> _INPUT DATA_
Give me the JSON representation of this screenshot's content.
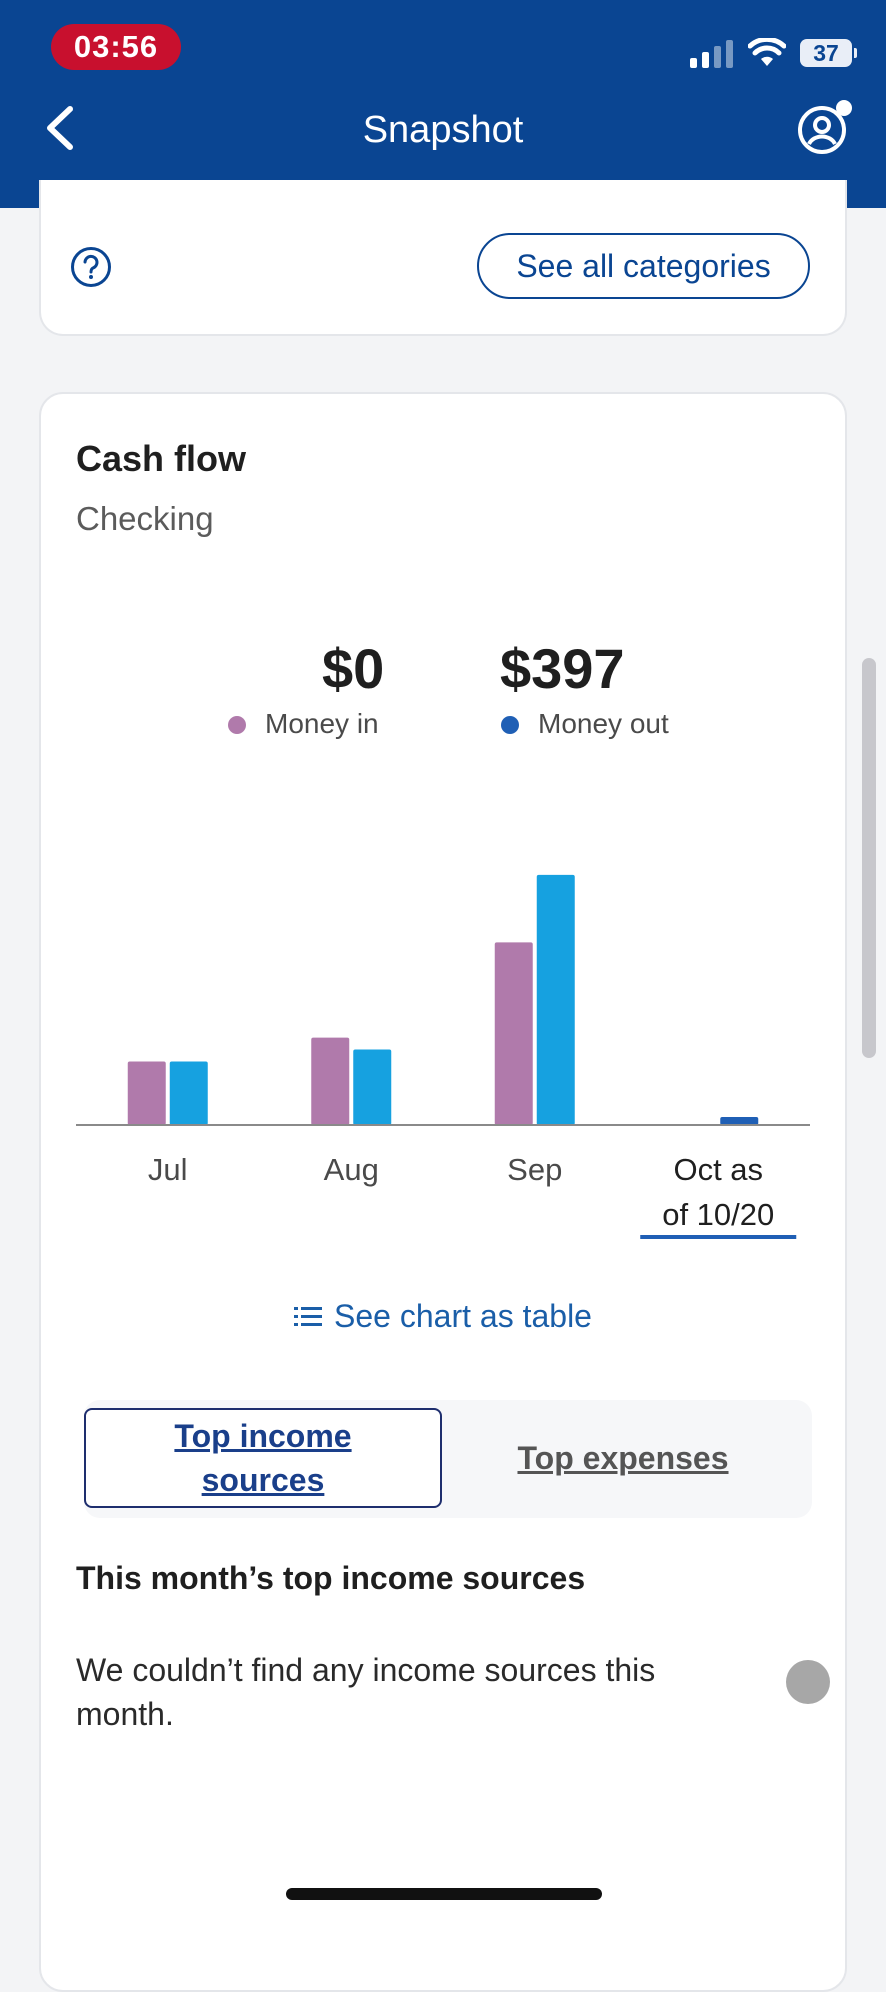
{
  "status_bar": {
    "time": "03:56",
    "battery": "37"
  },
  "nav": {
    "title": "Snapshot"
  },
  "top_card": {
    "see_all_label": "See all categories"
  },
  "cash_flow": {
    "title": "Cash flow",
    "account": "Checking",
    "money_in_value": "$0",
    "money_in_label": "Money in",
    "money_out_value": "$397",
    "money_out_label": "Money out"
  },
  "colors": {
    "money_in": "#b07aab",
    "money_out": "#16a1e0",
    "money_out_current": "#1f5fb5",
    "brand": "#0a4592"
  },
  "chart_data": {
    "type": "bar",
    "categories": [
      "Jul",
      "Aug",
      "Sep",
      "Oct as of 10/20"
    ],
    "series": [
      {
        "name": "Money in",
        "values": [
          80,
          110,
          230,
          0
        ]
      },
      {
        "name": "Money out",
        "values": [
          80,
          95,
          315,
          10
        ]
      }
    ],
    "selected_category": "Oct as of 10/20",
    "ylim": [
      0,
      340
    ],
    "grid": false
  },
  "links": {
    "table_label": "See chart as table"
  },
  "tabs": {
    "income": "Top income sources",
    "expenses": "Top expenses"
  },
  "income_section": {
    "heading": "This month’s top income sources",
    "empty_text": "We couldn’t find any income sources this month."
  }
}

> _EXERCISE REQUIREMENTS_
Repeat each record exactly as shown above, dropping all images.

> _EXERCISE SOLUTION_
Give me the JSON representation of this screenshot's content.
{
  "status_bar": {
    "time": "03:56",
    "battery": "37"
  },
  "nav": {
    "title": "Snapshot"
  },
  "top_card": {
    "see_all_label": "See all categories"
  },
  "cash_flow": {
    "title": "Cash flow",
    "account": "Checking",
    "money_in_value": "$0",
    "money_in_label": "Money in",
    "money_out_value": "$397",
    "money_out_label": "Money out"
  },
  "colors": {
    "money_in": "#b07aab",
    "money_out": "#16a1e0",
    "money_out_current": "#1f5fb5",
    "brand": "#0a4592"
  },
  "chart_data": {
    "type": "bar",
    "categories": [
      "Jul",
      "Aug",
      "Sep",
      "Oct as of 10/20"
    ],
    "series": [
      {
        "name": "Money in",
        "values": [
          80,
          110,
          230,
          0
        ]
      },
      {
        "name": "Money out",
        "values": [
          80,
          95,
          315,
          10
        ]
      }
    ],
    "selected_category": "Oct as of 10/20",
    "ylim": [
      0,
      340
    ],
    "grid": false
  },
  "links": {
    "table_label": "See chart as table"
  },
  "tabs": {
    "income": "Top income sources",
    "expenses": "Top expenses"
  },
  "income_section": {
    "heading": "This month’s top income sources",
    "empty_text": "We couldn’t find any income sources this month."
  }
}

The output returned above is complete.